In the records below, locate the line containing "Convert this document image to plain text."; output that line and every following line through the last, exactly.
______________________________
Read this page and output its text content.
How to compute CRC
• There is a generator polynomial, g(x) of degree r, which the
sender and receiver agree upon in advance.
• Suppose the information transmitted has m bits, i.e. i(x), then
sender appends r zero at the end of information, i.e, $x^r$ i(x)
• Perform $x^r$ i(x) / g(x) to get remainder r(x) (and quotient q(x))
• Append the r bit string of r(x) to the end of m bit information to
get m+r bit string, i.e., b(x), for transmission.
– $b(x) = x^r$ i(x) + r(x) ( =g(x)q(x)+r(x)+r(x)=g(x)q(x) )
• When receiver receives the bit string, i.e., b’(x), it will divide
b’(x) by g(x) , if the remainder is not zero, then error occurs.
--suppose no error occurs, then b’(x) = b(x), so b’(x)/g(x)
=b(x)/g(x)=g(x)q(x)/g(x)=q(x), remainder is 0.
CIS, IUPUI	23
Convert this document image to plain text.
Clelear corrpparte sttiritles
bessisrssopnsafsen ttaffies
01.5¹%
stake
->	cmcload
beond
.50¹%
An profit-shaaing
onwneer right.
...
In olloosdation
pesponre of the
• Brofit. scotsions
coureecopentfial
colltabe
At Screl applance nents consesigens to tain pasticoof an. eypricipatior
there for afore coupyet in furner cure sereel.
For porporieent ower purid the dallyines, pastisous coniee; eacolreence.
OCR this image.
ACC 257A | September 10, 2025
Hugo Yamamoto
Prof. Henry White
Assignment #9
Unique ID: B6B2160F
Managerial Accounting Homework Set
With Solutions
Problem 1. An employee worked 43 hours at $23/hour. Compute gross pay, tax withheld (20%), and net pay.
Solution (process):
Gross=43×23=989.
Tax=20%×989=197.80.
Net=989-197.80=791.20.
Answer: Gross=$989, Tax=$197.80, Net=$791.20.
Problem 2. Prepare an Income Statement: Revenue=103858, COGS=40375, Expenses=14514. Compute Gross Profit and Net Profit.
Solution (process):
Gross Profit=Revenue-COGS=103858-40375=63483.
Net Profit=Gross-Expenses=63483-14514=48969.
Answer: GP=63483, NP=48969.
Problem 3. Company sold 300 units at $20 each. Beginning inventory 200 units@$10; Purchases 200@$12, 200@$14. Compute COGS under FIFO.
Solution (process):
______________________________
**Written response**
Convert this document image to plain text.
Clelear corrpparte sttiritles
bessisrssopnsafsen ttaffies
01.5¹%
stake
->	cmcload
beond
.50¹%
An profit-shaaing
onwneer right.
...
In olloosdation
pesponre of the
• Brofit. scotsions
coureecopentfial
colltabe
At Screl applance nents consesigens to tain pasticoof an. eypricipatior
there for afore coupyet in furner cure sereel.
For porporieent ower purid the dallyines, pastisous coniee; eacolreence.
OCR this image.
ACC 257A | September 10, 2025
Hugo Yamamoto
Prof. Henry White
Assignment #9
Unique ID: B6B2160F
Managerial Accounting Homework Set
With Solutions
Problem 1. An employee worked 43 hours at $23/hour. Compute gross pay, tax withheld (20%), and net pay.
Solution (process):
Gross=43×23=989.
Tax=20%×989=197.80.
Net=989-197.80=791.20.
Answer: Gross=$989, Tax=$197.80, Net=$791.20.
Problem 2. Prepare an Income Statement: Revenue=103858, COGS=40375, Expenses=14514. Compute Gross Profit and Net Profit.
Solution (process):
Gross Profit=Revenue-COGS=103858-40375=63483.
Net Profit=Gross-Expenses=63483-14514=48969.
Answer: GP=63483, NP=48969.
Problem 3. Company sold 300 units at $20 each. Beginning inventory 200 units@$10; Purchases 200@$12, 200@$14. Compute COGS under FIFO.
Solution (process):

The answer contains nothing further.